* Your instructions *
Identify and reproduce every line holding the string "sieci".

Records from a collection:
------------------------------------------------

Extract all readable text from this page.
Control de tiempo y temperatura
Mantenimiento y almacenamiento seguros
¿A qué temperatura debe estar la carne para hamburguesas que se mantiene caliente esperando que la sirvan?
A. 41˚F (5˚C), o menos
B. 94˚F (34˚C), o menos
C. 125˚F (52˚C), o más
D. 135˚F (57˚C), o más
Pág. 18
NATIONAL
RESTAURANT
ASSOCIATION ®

------------------------------------------------

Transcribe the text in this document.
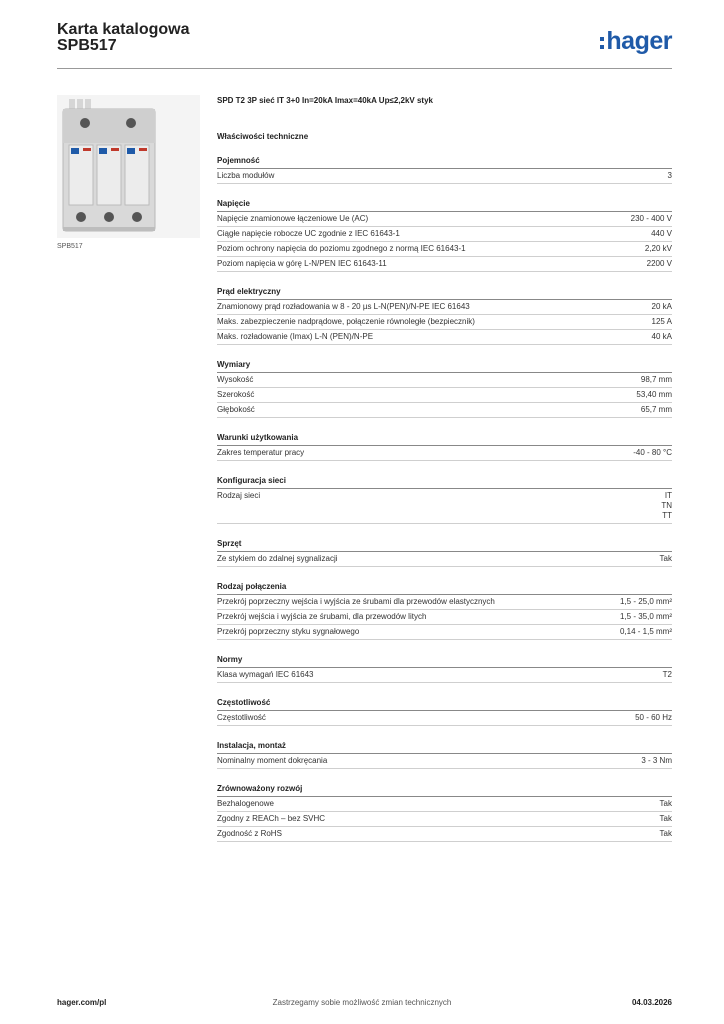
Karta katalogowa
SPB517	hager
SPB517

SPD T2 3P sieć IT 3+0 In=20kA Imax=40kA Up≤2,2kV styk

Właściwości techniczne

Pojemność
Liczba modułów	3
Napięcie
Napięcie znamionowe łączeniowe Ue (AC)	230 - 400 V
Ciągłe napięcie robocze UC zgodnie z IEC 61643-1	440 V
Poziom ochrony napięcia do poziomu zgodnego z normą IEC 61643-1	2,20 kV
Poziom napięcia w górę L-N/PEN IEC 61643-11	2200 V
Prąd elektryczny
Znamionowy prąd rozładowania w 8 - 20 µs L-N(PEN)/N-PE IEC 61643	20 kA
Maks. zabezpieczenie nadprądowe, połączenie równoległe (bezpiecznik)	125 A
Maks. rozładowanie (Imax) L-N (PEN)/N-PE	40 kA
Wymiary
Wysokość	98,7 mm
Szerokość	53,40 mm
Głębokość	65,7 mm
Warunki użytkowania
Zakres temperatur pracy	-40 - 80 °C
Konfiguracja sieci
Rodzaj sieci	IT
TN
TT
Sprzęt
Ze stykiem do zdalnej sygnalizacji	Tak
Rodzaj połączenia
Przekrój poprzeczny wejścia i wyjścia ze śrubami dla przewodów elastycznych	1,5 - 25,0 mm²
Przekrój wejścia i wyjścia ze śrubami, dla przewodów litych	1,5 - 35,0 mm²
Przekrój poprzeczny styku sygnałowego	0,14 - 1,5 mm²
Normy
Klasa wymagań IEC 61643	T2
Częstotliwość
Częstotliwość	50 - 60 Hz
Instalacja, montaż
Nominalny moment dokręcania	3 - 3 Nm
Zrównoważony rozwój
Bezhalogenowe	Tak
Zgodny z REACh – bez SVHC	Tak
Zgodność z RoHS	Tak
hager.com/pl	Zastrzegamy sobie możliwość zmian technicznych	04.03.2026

------------------------------------------------

* Response to the exercise *
Konfiguracja sieci
Rodzaj sieci	IT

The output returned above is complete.